» **THE TASK**: Find each line with the string "Account" and report it.

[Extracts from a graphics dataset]
+ + + +

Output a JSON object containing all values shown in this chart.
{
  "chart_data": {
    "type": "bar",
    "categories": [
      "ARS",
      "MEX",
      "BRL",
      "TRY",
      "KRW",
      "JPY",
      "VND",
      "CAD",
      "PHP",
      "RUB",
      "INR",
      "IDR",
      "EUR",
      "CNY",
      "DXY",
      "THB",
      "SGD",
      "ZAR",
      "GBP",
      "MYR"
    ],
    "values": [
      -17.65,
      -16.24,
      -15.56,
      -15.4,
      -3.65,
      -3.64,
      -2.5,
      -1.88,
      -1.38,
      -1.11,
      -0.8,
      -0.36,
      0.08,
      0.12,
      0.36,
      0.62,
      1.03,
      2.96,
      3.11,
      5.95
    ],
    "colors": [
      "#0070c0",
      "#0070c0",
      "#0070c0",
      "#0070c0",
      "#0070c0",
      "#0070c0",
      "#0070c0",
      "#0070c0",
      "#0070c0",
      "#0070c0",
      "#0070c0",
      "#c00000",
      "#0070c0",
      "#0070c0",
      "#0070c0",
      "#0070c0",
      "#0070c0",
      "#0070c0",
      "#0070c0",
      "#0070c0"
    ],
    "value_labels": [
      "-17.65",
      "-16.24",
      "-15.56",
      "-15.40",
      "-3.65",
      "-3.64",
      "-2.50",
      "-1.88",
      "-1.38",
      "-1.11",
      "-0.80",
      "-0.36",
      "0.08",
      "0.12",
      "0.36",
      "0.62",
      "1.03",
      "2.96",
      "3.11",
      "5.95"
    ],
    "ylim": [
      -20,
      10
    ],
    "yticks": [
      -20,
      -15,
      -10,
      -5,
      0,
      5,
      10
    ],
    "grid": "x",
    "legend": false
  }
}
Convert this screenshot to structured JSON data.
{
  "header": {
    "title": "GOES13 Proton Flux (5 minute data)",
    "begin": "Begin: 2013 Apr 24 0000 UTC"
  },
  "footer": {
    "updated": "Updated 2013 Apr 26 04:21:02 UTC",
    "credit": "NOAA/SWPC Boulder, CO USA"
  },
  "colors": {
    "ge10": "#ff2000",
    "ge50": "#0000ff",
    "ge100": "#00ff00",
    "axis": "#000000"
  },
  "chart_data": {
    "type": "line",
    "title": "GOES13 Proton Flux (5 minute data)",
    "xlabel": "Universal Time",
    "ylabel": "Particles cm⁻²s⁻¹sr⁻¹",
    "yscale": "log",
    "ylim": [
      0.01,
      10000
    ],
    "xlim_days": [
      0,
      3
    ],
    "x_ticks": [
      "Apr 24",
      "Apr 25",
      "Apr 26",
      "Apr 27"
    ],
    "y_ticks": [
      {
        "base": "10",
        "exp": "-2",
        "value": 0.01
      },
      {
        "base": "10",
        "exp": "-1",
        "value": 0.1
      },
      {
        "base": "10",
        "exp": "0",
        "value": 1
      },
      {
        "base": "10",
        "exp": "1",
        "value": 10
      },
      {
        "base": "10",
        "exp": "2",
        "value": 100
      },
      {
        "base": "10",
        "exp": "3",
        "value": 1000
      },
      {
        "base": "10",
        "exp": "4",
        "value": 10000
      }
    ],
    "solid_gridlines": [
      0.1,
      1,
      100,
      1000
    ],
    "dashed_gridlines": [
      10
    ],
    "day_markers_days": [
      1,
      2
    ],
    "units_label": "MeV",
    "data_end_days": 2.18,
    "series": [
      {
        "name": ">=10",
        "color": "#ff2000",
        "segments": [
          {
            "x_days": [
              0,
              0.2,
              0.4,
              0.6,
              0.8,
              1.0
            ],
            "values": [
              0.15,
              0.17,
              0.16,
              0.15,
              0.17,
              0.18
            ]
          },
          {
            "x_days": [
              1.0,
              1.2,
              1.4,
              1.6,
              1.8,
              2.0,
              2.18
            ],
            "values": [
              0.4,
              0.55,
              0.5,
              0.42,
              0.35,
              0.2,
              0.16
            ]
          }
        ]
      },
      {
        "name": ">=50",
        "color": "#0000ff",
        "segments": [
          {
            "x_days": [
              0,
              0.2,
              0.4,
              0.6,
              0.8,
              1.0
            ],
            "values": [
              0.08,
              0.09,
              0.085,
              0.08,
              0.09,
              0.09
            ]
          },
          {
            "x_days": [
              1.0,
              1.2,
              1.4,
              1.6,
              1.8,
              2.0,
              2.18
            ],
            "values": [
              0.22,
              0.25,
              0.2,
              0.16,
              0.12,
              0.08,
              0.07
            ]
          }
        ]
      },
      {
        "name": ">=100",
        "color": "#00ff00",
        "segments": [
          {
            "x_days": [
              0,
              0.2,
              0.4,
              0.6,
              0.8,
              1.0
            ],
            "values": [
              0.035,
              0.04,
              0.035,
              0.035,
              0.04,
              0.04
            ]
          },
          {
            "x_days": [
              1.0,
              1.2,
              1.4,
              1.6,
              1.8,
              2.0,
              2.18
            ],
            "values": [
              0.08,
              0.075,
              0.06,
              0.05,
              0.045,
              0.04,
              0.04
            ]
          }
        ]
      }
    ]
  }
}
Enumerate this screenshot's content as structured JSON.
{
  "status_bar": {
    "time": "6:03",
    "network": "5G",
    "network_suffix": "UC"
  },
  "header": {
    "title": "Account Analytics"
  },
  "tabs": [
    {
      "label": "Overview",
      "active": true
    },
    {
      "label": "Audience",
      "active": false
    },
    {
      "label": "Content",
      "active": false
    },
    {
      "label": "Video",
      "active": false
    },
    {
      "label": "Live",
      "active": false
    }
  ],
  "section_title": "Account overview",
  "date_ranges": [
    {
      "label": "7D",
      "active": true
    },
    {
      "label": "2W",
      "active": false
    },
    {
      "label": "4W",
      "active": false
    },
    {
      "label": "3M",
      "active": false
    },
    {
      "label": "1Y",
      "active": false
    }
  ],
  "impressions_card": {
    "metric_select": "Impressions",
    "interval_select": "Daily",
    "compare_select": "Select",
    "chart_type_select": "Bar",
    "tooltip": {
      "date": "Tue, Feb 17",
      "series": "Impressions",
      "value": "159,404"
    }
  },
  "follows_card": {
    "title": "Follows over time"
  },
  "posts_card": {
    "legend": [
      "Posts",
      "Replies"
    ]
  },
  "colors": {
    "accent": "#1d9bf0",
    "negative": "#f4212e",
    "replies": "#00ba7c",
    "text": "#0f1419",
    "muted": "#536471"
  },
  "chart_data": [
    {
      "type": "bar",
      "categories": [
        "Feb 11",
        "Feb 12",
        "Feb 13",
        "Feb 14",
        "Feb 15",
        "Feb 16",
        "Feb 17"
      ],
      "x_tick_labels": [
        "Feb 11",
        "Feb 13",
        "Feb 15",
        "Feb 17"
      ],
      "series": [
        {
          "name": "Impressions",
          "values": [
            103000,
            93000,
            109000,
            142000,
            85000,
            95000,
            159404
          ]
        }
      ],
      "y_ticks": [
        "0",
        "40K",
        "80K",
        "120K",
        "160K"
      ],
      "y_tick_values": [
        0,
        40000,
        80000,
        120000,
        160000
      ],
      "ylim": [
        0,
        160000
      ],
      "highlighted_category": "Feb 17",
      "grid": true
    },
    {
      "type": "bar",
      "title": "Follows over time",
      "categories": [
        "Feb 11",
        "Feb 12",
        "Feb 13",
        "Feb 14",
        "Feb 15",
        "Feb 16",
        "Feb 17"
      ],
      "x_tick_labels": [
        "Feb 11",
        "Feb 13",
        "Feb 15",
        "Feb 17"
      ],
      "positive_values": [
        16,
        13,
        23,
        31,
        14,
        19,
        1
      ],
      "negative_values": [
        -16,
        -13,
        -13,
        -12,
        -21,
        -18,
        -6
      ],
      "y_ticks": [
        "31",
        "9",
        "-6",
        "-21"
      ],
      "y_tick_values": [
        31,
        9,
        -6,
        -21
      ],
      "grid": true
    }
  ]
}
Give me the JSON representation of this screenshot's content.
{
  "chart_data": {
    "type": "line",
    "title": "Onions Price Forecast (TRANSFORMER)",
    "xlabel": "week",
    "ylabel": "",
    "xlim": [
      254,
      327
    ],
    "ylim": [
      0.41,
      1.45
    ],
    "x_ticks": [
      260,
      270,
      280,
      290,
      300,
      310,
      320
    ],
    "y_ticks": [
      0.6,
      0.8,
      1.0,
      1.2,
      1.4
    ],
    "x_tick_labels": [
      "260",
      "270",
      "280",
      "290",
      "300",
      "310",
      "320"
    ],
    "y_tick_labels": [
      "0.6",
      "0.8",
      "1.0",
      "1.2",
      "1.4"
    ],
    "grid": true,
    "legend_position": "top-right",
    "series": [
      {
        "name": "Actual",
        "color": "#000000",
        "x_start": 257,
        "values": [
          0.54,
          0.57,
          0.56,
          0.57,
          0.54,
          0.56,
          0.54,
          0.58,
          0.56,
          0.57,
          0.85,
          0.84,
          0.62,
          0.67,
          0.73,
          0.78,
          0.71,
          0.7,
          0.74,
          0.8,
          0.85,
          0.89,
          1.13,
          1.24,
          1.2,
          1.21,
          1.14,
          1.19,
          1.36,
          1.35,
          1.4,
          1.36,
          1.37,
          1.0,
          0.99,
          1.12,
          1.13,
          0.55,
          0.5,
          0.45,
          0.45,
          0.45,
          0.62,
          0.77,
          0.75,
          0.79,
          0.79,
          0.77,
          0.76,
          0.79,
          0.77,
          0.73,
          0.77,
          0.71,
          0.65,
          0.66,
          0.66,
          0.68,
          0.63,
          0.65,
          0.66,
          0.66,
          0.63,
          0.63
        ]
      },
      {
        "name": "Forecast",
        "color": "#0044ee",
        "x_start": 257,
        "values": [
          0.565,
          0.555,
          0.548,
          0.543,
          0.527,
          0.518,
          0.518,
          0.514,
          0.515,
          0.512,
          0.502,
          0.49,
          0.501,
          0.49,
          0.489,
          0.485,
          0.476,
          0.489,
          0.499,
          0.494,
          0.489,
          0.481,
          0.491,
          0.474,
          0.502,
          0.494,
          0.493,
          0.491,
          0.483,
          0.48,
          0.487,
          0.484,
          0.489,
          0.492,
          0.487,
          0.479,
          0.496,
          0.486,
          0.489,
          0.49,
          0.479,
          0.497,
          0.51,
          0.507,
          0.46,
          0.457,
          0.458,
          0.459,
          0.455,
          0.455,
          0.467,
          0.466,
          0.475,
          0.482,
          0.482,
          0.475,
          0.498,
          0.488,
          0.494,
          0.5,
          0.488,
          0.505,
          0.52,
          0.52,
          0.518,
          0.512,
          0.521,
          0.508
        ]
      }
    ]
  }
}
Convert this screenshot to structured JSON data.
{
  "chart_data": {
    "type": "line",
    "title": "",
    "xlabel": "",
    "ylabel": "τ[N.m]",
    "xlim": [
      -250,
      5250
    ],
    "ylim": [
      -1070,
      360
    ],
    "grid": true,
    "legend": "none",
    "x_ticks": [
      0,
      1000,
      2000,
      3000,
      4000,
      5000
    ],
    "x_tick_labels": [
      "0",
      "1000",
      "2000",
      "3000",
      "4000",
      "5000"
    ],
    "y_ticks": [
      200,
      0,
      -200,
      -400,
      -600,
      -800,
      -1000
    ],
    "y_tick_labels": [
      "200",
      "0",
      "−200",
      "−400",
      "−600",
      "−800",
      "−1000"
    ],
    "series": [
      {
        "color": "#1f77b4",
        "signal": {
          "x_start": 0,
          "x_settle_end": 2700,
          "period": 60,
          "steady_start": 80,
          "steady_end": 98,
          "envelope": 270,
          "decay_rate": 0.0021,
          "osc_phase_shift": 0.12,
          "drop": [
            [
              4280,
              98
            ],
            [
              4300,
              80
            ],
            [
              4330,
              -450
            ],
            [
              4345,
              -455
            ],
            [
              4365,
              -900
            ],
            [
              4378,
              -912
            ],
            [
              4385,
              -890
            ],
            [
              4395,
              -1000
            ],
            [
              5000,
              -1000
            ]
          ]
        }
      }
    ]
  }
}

+ + + +

» **TASK SOLUTION**:
    "title": "Account Analytics"
  "section_title": "Account overview",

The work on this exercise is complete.